Stated task: Tally how many lines include "lainnya". The number is the whole answer.

Working data:
(begin)

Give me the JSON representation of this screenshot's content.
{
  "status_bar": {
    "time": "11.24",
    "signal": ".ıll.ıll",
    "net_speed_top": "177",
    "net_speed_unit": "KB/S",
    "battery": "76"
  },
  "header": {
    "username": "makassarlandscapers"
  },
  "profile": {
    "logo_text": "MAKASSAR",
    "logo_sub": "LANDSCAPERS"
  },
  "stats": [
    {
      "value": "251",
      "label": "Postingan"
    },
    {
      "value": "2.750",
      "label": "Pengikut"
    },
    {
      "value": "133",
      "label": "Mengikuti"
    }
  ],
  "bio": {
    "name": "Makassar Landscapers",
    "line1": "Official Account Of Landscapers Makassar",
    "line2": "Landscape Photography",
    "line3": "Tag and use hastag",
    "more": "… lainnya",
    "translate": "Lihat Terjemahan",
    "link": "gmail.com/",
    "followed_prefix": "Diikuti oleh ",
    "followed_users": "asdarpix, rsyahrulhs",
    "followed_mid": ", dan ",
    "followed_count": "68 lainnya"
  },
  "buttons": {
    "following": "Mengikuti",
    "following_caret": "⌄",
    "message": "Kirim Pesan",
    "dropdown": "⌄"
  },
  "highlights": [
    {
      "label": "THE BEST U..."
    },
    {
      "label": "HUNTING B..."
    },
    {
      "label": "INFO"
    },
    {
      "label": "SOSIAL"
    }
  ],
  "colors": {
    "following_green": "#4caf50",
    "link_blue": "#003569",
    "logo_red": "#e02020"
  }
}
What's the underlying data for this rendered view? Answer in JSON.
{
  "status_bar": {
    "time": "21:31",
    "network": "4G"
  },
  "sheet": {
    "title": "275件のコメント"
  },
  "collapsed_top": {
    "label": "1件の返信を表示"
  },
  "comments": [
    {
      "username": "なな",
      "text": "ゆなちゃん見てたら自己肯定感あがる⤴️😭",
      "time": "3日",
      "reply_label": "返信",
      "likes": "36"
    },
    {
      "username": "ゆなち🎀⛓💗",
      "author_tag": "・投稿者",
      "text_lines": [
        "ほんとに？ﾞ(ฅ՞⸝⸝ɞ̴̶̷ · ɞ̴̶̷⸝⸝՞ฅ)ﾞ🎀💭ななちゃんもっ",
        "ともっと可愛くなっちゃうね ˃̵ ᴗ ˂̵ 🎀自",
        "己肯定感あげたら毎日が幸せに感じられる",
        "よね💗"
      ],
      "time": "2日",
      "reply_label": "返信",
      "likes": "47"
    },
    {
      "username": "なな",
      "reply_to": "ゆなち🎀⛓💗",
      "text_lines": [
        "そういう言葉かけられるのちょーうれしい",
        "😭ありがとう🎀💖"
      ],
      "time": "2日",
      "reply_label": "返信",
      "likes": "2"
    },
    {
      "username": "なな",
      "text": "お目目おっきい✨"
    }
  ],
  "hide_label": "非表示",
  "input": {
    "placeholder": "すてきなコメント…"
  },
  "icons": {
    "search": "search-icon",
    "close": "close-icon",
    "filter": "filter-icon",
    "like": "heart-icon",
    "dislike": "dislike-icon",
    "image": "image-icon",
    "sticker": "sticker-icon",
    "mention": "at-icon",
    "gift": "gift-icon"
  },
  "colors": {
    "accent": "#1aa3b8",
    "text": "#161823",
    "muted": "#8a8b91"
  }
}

(end)

Answer to the problem: 2